* Problems and tasks:
a - According to the article on the Biodynamic winegrowing course, how many people attended the Dec. 2 session?
b - Decide whether each statement agrees with the article on the Biodynamic winegrowing course, answering yes or no and quoting the words of the article that settle it: (i) The course was held at the Rutherford Grange Hall in Napa Valley. (ii) Candelario said the session was meant to be a comprehensive course. (iii) Quivira Vineyards became Demeter-certified in 2005.
c - Write the next few paragraphs of the article on the Biodynamic winegrowing course, starting after its final sentence.

* Extract provided:
Experts and practitioners exchange views and experiences about farming method

Rutherford, Calif. — A short course on Biodynamic winegrowing Dec. 2 drew a capacity crowd of 190 to Napa Valley’s Rutherford Grange Hall. Hosted by Demeter USA, the non-profit certification organization for Biodynamic farming based in Philomath, Ore., and the University of California Cooperative Extension, attendees included current and potential practitioners of Biodynamic viticulture and winemaking, viticulture and wine industry consultants, marketers, sommeliers, retailers and wine business students, primarily from Northern California, but also from Oregon, British Columbia and Minnesota.

Demeter marketing director Elizabeth Candelario said the one-day session was not designed as a comprehensive course in Biodynamic  management, but more to build awareness. “Our intention is that you have a more informed view of what Biodynamic farming is, and why some people think it helps them,” she said. Candelario previously worked at Quivira Vineyards in Sonoma County, which converted its vineyards to Biodynamic management and became Demeter-certified in 2007.

Candelario said that worldwide there are now 360 certified vineyards and/or wineries, with a total 20,000 certified vineyard acres. Of the major wine producing countries, France leads the list with 138 certified operations that include Burgundy’s acclaimed Domaine de la Romanée-Conti. The United States is second with 70 certified operations. As an indication of increasing interest in Biodynamic farming, Demeter USA’s winery and vineyard members increased from 5 to 60 between 2005 and 2009, and as many as 20 new growers and wineries were expected to be added during 2010.

Noting that wine is one of the higher-profile Biodynamic products in the marketplace, Candelario said, “I think history will show that one of the wine industry’s gifts to society will be the introduction of Biodynamic products to the consumer market.” She said there are now 4,200 certified Biodynamic products on the market worldwide in 43 countries. In addition to wine, these include distilled spirits, nuts, fruits, produce, ice cream, baby foods, meats, breads, medicinal herbs, coffee and tea.

* Information given:
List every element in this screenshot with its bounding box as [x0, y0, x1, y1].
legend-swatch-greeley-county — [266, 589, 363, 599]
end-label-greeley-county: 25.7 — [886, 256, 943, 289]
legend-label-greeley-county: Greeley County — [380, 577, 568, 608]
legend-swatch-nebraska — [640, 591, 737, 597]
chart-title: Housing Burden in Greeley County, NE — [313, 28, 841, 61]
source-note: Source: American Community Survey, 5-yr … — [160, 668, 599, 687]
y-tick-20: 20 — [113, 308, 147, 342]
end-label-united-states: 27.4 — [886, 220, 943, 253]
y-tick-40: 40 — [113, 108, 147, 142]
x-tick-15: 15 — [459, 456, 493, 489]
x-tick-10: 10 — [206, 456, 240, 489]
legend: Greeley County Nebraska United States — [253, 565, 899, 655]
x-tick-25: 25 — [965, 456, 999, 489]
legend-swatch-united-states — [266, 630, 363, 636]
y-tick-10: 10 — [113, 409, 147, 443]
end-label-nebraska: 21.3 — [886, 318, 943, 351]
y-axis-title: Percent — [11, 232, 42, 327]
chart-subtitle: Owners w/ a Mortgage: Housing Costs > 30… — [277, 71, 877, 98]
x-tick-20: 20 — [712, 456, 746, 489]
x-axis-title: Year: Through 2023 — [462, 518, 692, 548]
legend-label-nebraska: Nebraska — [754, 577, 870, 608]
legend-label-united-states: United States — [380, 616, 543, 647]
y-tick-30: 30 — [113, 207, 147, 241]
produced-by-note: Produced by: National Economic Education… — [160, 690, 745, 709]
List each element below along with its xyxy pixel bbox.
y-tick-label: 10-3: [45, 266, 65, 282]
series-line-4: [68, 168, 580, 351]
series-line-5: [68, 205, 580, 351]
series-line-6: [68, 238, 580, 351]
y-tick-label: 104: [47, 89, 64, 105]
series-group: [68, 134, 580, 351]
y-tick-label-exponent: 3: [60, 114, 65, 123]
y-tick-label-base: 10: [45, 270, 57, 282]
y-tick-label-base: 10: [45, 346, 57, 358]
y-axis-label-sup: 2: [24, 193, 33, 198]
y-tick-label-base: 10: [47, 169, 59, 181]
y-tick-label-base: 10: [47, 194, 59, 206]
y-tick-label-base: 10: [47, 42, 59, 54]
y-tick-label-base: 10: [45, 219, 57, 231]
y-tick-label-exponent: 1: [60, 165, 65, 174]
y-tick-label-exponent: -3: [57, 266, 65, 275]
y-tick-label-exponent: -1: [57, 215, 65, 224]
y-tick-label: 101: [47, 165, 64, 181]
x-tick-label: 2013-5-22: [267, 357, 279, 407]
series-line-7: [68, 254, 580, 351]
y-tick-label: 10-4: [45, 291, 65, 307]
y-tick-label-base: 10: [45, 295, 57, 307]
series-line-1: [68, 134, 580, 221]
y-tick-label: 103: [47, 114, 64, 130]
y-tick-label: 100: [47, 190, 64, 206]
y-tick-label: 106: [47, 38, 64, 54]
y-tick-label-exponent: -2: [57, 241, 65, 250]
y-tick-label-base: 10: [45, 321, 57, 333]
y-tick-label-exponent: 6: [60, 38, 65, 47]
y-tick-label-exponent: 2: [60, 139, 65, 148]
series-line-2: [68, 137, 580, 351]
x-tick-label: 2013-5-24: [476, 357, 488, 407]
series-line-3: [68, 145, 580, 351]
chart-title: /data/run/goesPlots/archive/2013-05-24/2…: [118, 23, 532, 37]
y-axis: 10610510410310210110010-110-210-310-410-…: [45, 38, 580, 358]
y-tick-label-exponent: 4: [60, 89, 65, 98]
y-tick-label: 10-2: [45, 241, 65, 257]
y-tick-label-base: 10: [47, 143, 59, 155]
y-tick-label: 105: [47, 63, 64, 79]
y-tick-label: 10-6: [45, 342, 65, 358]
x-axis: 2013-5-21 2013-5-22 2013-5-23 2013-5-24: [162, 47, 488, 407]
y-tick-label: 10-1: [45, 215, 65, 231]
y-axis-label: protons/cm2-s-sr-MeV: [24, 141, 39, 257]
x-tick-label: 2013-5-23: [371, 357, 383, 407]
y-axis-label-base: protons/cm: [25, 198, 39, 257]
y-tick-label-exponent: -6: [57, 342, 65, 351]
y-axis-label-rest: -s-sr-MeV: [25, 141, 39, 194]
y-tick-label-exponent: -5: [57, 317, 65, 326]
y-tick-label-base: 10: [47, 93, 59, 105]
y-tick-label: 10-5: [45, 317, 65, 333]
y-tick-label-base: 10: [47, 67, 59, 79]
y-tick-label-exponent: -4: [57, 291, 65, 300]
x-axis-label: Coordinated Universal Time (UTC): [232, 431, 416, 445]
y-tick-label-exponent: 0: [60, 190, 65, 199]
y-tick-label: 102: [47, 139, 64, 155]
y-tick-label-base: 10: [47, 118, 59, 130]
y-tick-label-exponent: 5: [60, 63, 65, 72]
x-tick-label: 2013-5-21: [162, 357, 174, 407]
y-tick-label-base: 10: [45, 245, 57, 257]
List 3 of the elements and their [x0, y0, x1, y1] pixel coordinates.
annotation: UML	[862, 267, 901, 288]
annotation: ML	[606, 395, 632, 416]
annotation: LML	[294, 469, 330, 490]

* Numbered answers:
a - A capacity crowd of 190 attended.

b -
(i) Yes: "drew a capacity crowd of 190 to Napa Valley’s Rutherford Grange Hall"
(ii) No: "was not designed as a comprehensive course"
(iii) No: "became Demeter-certified in 2007"

c -
Biodynamic background

The Biodynamic farming concept dates to 1924, when Dr. Rudolph Steiner presented a series of lectures to European farmers who had noticed a decline in seed fertility, crop vitality and animal health. Biodynamic farming questioned the long-term health and benefits of the movement toward industrial farming that was occurring at the time, utilizing chemical pesticides and synthetic fertilizers brought in from outside the farm.

In 1928, Demeter (named for the Greek goddess of agriculture) was formed in Europe to promote sustainable agriculture; Demeter established a certification system with farming standards. Demeter International is the only internationally recognized Biodynamic certifier.

Demeter USA was formed in 1985 to promote Biodynamic agriculture and to certify farm operations. To be certified, an entire farm or vineyard must adhere to the Demeter Farm Standard for a minimum of three years if conventionally farmed, or one year if organically farmed; annual inspections are required. Commercial farms and products must be Demeter-certified legally to use the term “Biodynamic” on product labels.

Although the general concepts and some practices of Biodynamics are similar to commonly practiced sustainable and organic methods, some people question certain aspects, such as the use of nine specific preparations used for composting and field sprays; burying of cowhorns filled with material for six months prior to use in the vineyard, and timing of vineyard and winery operations based on astronomical calendars.

Why they do it

Winegrowers who spoke during the day said they had entered into Biodynamic farming for different reasons, and came from different perspectives. Some saw it as a way to improve vineyard health and wine quality, or produce a product that more closely reflects terroir and site. Others believe it more closely reflects their personal values.

Some speakers cited the value of the Biodynamic concept and processes in making them more observant and more closely involved farm managers. They believe Biodynamic methods make them more fully consider all factors influencing grapevine growth and production, and the effects of their practices on the total farm, and beyond its boundaries.

Dave Bos of 70,000-case Grgich Hills Estate in Napa Valley, said the winery’s estate vineyards had been in declining health after years of conventional farming, and some vines suffered from leafroll virus. Conversion to Biodynamic practices began in 2002 with the use of composting and preparations, and Bos said some improvement in grape quality was seen after a single year.

Bos said, “We’ve seen our soils get healthier and our vines get healthier. We believe Biodynamics offers a framework for producing consistent, quality grapes.” He noted that an older Cabernet Sauvignon block on St. George rootstock previously produced poor quality fruit that was sold for bulk wine. With improved vineyard health, the grapes now are used in Grgich’s estate bottled Cabernet.

Barbara Steele discussed how she used a business approach and a values approach to develop Cowhorn Vineyard & Garden in Oregon’s Applegate Valley, which from the outset she had intended to farm Biodynamically. Steele came from a 20-year career in financial planning, but was comfortable with the holistic concept. She said, “I believe Biodynamic farming is good for farming, the planet and the community. But my goal is also to create a profitable model of land ownership.”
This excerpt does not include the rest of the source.